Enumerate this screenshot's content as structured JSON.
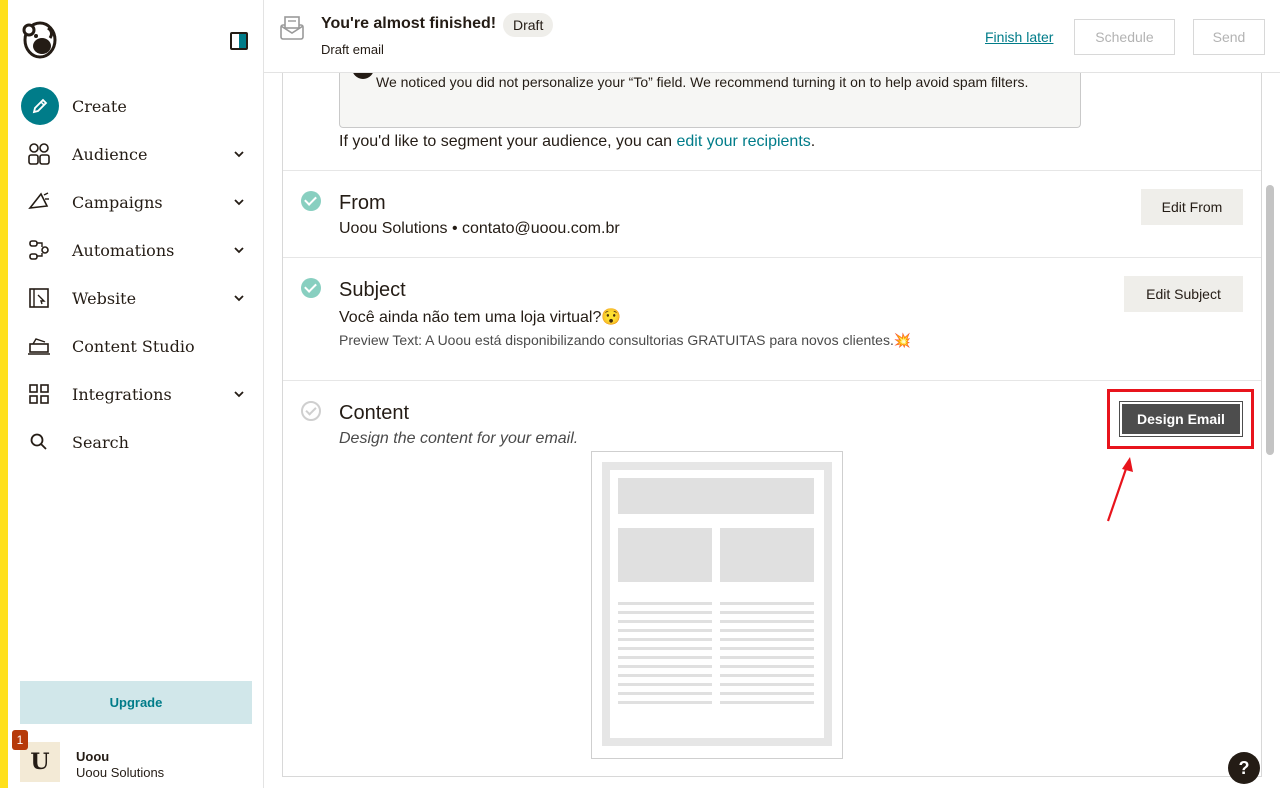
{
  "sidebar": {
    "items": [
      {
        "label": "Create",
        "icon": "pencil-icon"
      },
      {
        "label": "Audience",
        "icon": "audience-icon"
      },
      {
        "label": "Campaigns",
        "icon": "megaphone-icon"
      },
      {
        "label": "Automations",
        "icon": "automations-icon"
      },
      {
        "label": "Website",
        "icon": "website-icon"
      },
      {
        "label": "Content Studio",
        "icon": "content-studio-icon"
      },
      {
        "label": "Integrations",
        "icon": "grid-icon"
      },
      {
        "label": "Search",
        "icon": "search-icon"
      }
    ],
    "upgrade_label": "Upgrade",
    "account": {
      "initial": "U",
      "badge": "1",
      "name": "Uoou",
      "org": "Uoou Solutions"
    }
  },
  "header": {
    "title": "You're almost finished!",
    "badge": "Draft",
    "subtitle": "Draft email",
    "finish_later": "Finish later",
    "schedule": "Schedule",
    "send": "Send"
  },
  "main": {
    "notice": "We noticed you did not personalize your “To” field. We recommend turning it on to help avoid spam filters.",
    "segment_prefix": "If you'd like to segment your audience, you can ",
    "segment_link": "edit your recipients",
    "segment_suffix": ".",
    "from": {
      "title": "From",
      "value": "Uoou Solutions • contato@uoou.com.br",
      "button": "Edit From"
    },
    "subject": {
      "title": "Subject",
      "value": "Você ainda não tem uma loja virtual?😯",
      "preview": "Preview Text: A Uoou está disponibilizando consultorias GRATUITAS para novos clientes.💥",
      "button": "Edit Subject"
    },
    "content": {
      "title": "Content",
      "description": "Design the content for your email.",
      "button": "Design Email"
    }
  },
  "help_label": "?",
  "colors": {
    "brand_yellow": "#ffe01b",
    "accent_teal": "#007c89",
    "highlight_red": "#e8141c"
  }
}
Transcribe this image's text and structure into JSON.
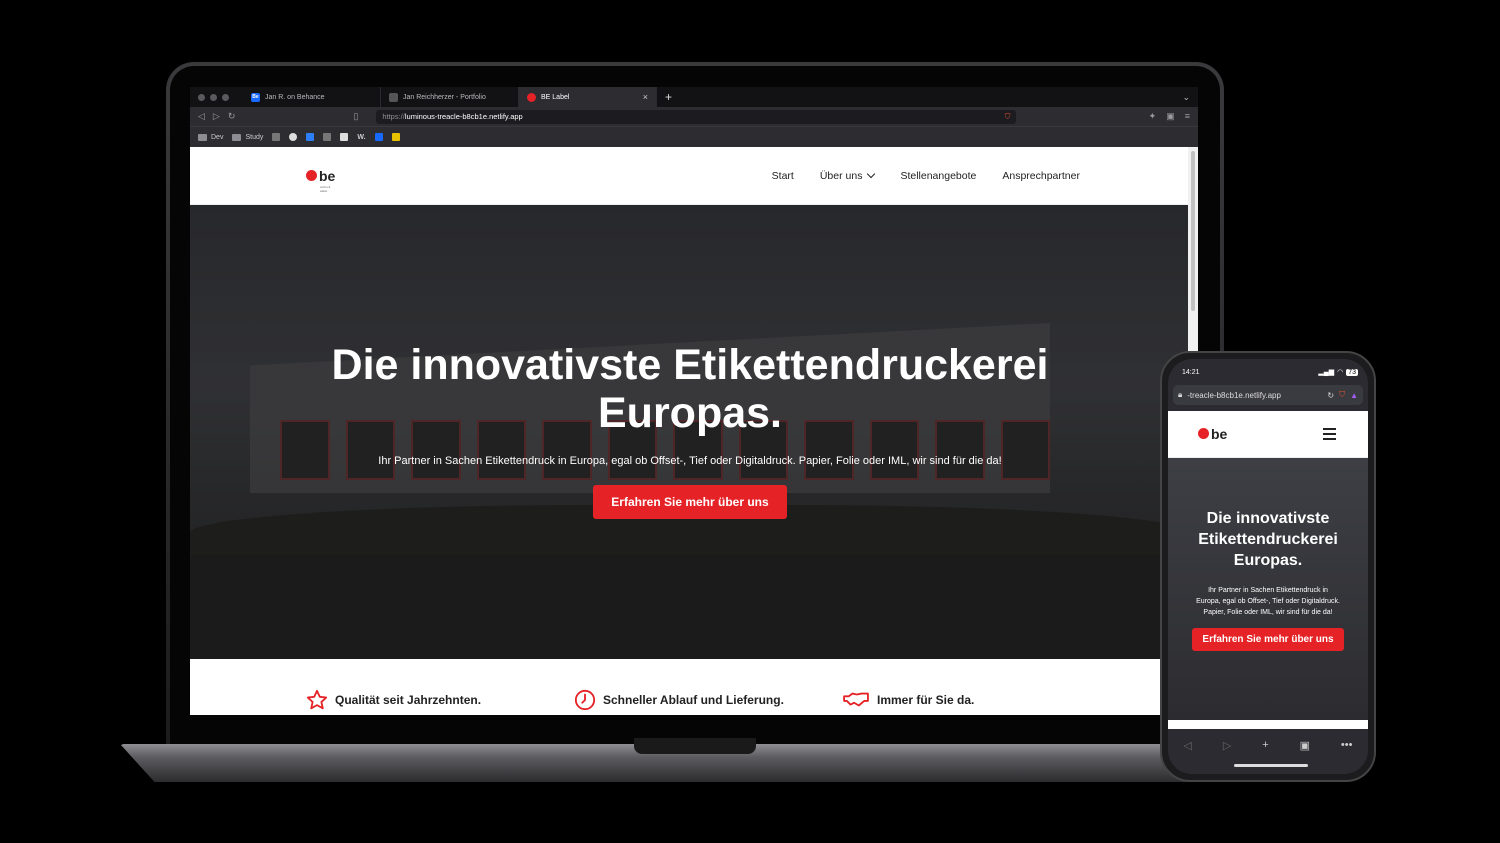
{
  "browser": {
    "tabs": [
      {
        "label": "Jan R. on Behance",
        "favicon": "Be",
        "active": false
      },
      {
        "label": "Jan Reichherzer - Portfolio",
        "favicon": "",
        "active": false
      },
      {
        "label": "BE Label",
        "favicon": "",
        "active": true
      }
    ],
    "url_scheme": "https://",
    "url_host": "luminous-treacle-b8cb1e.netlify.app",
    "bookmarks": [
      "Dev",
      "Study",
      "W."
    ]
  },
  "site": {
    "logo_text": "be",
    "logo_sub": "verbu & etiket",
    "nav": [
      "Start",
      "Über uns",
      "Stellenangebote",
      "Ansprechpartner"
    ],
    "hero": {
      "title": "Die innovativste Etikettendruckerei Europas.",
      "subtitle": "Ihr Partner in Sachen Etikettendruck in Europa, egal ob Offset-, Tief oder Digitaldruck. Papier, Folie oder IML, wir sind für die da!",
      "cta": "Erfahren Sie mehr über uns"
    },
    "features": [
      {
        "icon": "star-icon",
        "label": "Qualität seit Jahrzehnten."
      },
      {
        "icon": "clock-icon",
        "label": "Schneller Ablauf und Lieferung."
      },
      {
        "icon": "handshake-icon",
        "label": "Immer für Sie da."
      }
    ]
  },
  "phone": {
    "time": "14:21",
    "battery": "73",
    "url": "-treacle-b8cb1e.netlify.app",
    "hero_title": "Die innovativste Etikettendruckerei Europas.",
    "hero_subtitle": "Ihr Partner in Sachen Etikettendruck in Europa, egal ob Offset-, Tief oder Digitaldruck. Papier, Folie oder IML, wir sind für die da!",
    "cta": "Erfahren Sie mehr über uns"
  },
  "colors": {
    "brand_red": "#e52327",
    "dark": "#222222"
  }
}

### TASK GOAL
Quote the data above in full, leaving out the pictures it holds.

### REPLY
Enumerate this screenshot's content as structured JSON.
{
  "sidebar": {
    "items": [
      {
        "label": "Create",
        "icon": "pencil-icon"
      },
      {
        "label": "Audience",
        "icon": "audience-icon"
      },
      {
        "label": "Campaigns",
        "icon": "megaphone-icon"
      },
      {
        "label": "Automations",
        "icon": "automations-icon"
      },
      {
        "label": "Website",
        "icon": "website-icon"
      },
      {
        "label": "Content Studio",
        "icon": "content-studio-icon"
      },
      {
        "label": "Integrations",
        "icon": "grid-icon"
      },
      {
        "label": "Search",
        "icon": "search-icon"
      }
    ],
    "upgrade_label": "Upgrade",
    "account": {
      "initial": "U",
      "badge": "1",
      "name": "Uoou",
      "org": "Uoou Solutions"
    }
  },
  "header": {
    "title": "You're almost finished!",
    "badge": "Draft",
    "subtitle": "Draft email",
    "finish_later": "Finish later",
    "schedule": "Schedule",
    "send": "Send"
  },
  "main": {
    "notice": "We noticed you did not personalize your “To” field. We recommend turning it on to help avoid spam filters.",
    "segment_prefix": "If you'd like to segment your audience, you can ",
    "segment_link": "edit your recipients",
    "segment_suffix": ".",
    "from": {
      "title": "From",
      "value": "Uoou Solutions • contato@uoou.com.br",
      "button": "Edit From"
    },
    "subject": {
      "title": "Subject",
      "value": "Você ainda não tem uma loja virtual?😯",
      "preview": "Preview Text: A Uoou está disponibilizando consultorias GRATUITAS para novos clientes.💥",
      "button": "Edit Subject"
    },
    "content": {
      "title": "Content",
      "description": "Design the content for your email.",
      "button": "Design Email"
    }
  },
  "help_label": "?",
  "colors": {
    "brand_yellow": "#ffe01b",
    "accent_teal": "#007c89",
    "highlight_red": "#e8141c"
  }
}
Transcribe this image's text and structure into JSON.
{
  "browser": {
    "tabs": [
      {
        "label": "Jan R. on Behance",
        "favicon": "Be",
        "active": false
      },
      {
        "label": "Jan Reichherzer - Portfolio",
        "favicon": "",
        "active": false
      },
      {
        "label": "BE Label",
        "favicon": "",
        "active": true
      }
    ],
    "url_scheme": "https://",
    "url_host": "luminous-treacle-b8cb1e.netlify.app",
    "bookmarks": [
      "Dev",
      "Study",
      "W."
    ]
  },
  "site": {
    "logo_text": "be",
    "logo_sub": "verbu & etiket",
    "nav": [
      "Start",
      "Über uns",
      "Stellenangebote",
      "Ansprechpartner"
    ],
    "hero": {
      "title": "Die innovativste Etikettendruckerei Europas.",
      "subtitle": "Ihr Partner in Sachen Etikettendruck in Europa, egal ob Offset-, Tief oder Digitaldruck. Papier, Folie oder IML, wir sind für die da!",
      "cta": "Erfahren Sie mehr über uns"
    },
    "features": [
      {
        "icon": "star-icon",
        "label": "Qualität seit Jahrzehnten."
      },
      {
        "icon": "clock-icon",
        "label": "Schneller Ablauf und Lieferung."
      },
      {
        "icon": "handshake-icon",
        "label": "Immer für Sie da."
      }
    ]
  },
  "phone": {
    "time": "14:21",
    "battery": "73",
    "url": "-treacle-b8cb1e.netlify.app",
    "hero_title": "Die innovativste Etikettendruckerei Europas.",
    "hero_subtitle": "Ihr Partner in Sachen Etikettendruck in Europa, egal ob Offset-, Tief oder Digitaldruck. Papier, Folie oder IML, wir sind für die da!",
    "cta": "Erfahren Sie mehr über uns"
  },
  "colors": {
    "brand_red": "#e52327",
    "dark": "#222222"
  }
}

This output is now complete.